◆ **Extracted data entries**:
- - - - -
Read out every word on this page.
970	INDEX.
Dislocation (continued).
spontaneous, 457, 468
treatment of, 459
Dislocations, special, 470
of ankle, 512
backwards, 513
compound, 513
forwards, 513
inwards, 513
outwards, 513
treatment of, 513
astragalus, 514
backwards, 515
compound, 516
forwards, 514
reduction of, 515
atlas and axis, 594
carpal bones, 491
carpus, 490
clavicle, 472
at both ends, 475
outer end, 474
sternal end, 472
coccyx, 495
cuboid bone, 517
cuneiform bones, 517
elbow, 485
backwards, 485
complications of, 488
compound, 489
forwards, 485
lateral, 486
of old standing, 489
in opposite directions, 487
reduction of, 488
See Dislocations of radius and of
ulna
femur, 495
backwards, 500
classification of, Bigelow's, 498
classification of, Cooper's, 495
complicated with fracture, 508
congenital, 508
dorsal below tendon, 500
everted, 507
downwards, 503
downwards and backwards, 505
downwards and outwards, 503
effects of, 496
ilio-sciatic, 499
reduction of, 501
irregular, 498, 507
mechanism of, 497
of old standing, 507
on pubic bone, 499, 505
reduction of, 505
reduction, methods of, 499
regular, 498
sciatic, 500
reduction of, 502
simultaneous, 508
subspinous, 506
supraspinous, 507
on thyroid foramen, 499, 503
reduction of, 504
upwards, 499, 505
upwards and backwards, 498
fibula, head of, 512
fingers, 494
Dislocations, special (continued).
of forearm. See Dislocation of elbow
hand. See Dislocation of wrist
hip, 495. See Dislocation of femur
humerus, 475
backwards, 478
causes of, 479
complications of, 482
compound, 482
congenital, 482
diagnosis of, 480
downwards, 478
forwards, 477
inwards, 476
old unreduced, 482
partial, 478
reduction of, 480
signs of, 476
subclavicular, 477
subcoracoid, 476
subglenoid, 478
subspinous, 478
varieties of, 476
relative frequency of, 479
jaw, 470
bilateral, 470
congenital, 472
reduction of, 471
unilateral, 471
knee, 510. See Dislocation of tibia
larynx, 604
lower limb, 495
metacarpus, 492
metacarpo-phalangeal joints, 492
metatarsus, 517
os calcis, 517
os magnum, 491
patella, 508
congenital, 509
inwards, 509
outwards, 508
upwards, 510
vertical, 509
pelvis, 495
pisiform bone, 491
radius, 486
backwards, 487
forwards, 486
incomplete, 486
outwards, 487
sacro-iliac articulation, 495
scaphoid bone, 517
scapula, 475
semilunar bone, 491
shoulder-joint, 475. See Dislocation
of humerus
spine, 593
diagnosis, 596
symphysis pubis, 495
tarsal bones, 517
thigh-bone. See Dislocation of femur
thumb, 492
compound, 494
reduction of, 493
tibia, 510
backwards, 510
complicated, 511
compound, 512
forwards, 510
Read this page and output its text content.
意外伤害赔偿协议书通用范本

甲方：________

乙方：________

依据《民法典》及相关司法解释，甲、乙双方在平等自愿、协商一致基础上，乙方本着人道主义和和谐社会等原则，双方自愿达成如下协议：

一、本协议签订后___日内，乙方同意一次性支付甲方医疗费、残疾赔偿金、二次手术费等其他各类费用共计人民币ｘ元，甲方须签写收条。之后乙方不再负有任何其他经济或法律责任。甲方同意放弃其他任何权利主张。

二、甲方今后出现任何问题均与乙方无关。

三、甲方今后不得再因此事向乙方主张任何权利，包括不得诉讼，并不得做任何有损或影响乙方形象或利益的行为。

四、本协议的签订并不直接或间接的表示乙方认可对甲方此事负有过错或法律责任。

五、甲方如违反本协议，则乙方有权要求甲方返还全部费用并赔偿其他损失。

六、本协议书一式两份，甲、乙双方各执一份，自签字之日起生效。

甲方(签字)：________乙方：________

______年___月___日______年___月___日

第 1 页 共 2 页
- - - - -
◆ **Exercise**:
From the records above, extract every line exactly as it stands.

◆ **Exercise solution**:
Read out every word on this page.
970	INDEX.
Dislocation (continued).
spontaneous, 457, 468
treatment of, 459
Dislocations, special, 470
of ankle, 512
backwards, 513
compound, 513
forwards, 513
inwards, 513
outwards, 513
treatment of, 513
astragalus, 514
backwards, 515
compound, 516
forwards, 514
reduction of, 515
atlas and axis, 594
carpal bones, 491
carpus, 490
clavicle, 472
at both ends, 475
outer end, 474
sternal end, 472
coccyx, 495
cuboid bone, 517
cuneiform bones, 517
elbow, 485
backwards, 485
complications of, 488
compound, 489
forwards, 485
lateral, 486
of old standing, 489
in opposite directions, 487
reduction of, 488
See Dislocations of radius and of
ulna
femur, 495
backwards, 500
classification of, Bigelow's, 498
classification of, Cooper's, 495
complicated with fracture, 508
congenital, 508
dorsal below tendon, 500
everted, 507
downwards, 503
downwards and backwards, 505
downwards and outwards, 503
effects of, 496
ilio-sciatic, 499
reduction of, 501
irregular, 498, 507
mechanism of, 497
of old standing, 507
on pubic bone, 499, 505
reduction of, 505
reduction, methods of, 499
regular, 498
sciatic, 500
reduction of, 502
simultaneous, 508
subspinous, 506
supraspinous, 507
on thyroid foramen, 499, 503
reduction of, 504
upwards, 499, 505
upwards and backwards, 498
fibula, head of, 512
fingers, 494
Dislocations, special (continued).
of forearm. See Dislocation of elbow
hand. See Dislocation of wrist
hip, 495. See Dislocation of femur
humerus, 475
backwards, 478
causes of, 479
complications of, 482
compound, 482
congenital, 482
diagnosis of, 480
downwards, 478
forwards, 477
inwards, 476
old unreduced, 482
partial, 478
reduction of, 480
signs of, 476
subclavicular, 477
subcoracoid, 476
subglenoid, 478
subspinous, 478
varieties of, 476
relative frequency of, 479
jaw, 470
bilateral, 470
congenital, 472
reduction of, 471
unilateral, 471
knee, 510. See Dislocation of tibia
larynx, 604
lower limb, 495
metacarpus, 492
metacarpo-phalangeal joints, 492
metatarsus, 517
os calcis, 517
os magnum, 491
patella, 508
congenital, 509
inwards, 509
outwards, 508
upwards, 510
vertical, 509
pelvis, 495
pisiform bone, 491
radius, 486
backwards, 487
forwards, 486
incomplete, 486
outwards, 487
sacro-iliac articulation, 495
scaphoid bone, 517
scapula, 475
semilunar bone, 491
shoulder-joint, 475. See Dislocation
of humerus
spine, 593
diagnosis, 596
symphysis pubis, 495
tarsal bones, 517
thigh-bone. See Dislocation of femur
thumb, 492
compound, 494
reduction of, 493
tibia, 510
backwards, 510
complicated, 511
compound, 512
forwards, 510
Read this page and output its text content.
意外伤害赔偿协议书通用范本

甲方：________

乙方：________

依据《民法典》及相关司法解释，甲、乙双方在平等自愿、协商一致基础上，乙方本着人道主义和和谐社会等原则，双方自愿达成如下协议：

一、本协议签订后___日内，乙方同意一次性支付甲方医疗费、残疾赔偿金、二次手术费等其他各类费用共计人民币ｘ元，甲方须签写收条。之后乙方不再负有任何其他经济或法律责任。甲方同意放弃其他任何权利主张。

二、甲方今后出现任何问题均与乙方无关。

三、甲方今后不得再因此事向乙方主张任何权利，包括不得诉讼，并不得做任何有损或影响乙方形象或利益的行为。

四、本协议的签订并不直接或间接的表示乙方认可对甲方此事负有过错或法律责任。

五、甲方如违反本协议，则乙方有权要求甲方返还全部费用并赔偿其他损失。

六、本协议书一式两份，甲、乙双方各执一份，自签字之日起生效。

甲方(签字)：________乙方：________

______年___月___日______年___月___日

第 1 页 共 2 页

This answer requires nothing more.